Copy the records below line for line, with every character unchanged.
###
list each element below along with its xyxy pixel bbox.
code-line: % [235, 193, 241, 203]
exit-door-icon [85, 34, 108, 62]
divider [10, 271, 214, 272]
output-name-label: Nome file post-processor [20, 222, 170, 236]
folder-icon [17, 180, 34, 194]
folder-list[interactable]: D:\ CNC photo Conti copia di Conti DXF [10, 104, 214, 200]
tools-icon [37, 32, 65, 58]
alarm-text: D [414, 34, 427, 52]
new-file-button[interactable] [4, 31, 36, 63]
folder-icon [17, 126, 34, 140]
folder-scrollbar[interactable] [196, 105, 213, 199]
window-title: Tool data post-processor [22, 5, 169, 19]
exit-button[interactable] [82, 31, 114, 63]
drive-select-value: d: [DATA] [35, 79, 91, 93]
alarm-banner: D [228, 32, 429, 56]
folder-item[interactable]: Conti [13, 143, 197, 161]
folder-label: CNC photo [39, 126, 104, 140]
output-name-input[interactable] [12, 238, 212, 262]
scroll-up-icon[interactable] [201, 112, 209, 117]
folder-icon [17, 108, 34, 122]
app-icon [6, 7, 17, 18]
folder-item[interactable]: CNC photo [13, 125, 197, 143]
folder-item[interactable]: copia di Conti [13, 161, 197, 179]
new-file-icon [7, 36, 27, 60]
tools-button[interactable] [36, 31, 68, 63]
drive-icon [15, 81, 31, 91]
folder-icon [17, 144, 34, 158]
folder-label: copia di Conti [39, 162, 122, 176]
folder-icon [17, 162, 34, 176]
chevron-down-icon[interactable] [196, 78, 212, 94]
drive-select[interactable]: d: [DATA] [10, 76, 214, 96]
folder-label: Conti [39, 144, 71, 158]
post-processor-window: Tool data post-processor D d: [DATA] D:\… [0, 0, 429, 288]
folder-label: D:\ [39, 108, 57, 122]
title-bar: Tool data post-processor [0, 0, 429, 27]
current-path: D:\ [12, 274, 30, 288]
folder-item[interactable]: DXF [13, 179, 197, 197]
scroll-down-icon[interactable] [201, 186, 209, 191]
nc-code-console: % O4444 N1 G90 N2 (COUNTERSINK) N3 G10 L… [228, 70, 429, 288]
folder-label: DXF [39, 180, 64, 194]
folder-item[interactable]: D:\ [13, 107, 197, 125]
###
Solution below:
list each element below along with its xyxy pixel bbox.
code-line: % [235, 193, 241, 203]
exit-door-icon [85, 34, 108, 62]
divider [10, 271, 214, 272]
output-name-label: Nome file post-processor [20, 222, 170, 236]
folder-icon [17, 180, 34, 194]
folder-list[interactable]: D:\ CNC photo Conti copia di Conti DXF [10, 104, 214, 200]
tools-icon [37, 32, 65, 58]
alarm-text: D [414, 34, 427, 52]
new-file-button[interactable] [4, 31, 36, 63]
folder-icon [17, 126, 34, 140]
folder-scrollbar[interactable] [196, 105, 213, 199]
window-title: Tool data post-processor [22, 5, 169, 19]
exit-button[interactable] [82, 31, 114, 63]
drive-select-value: d: [DATA] [35, 79, 91, 93]
alarm-banner: D [228, 32, 429, 56]
folder-item[interactable]: Conti [13, 143, 197, 161]
folder-label: CNC photo [39, 126, 104, 140]
output-name-input[interactable] [12, 238, 212, 262]
scroll-up-icon[interactable] [201, 112, 209, 117]
folder-icon [17, 108, 34, 122]
app-icon [6, 7, 17, 18]
folder-item[interactable]: CNC photo [13, 125, 197, 143]
folder-item[interactable]: copia di Conti [13, 161, 197, 179]
new-file-icon [7, 36, 27, 60]
tools-button[interactable] [36, 31, 68, 63]
drive-icon [15, 81, 31, 91]
folder-icon [17, 144, 34, 158]
folder-label: copia di Conti [39, 162, 122, 176]
folder-icon [17, 162, 34, 176]
chevron-down-icon[interactable] [196, 78, 212, 94]
drive-select[interactable]: d: [DATA] [10, 76, 214, 96]
folder-label: Conti [39, 144, 71, 158]
post-processor-window: Tool data post-processor D d: [DATA] D:\… [0, 0, 429, 288]
folder-label: D:\ [39, 108, 57, 122]
title-bar: Tool data post-processor [0, 0, 429, 27]
current-path: D:\ [12, 274, 30, 288]
folder-item[interactable]: DXF [13, 179, 197, 197]
scroll-down-icon[interactable] [201, 186, 209, 191]
nc-code-console: % O4444 N1 G90 N2 (COUNTERSINK) N3 G10 L… [228, 70, 429, 288]
folder-label: DXF [39, 180, 64, 194]
folder-item[interactable]: D:\ [13, 107, 197, 125]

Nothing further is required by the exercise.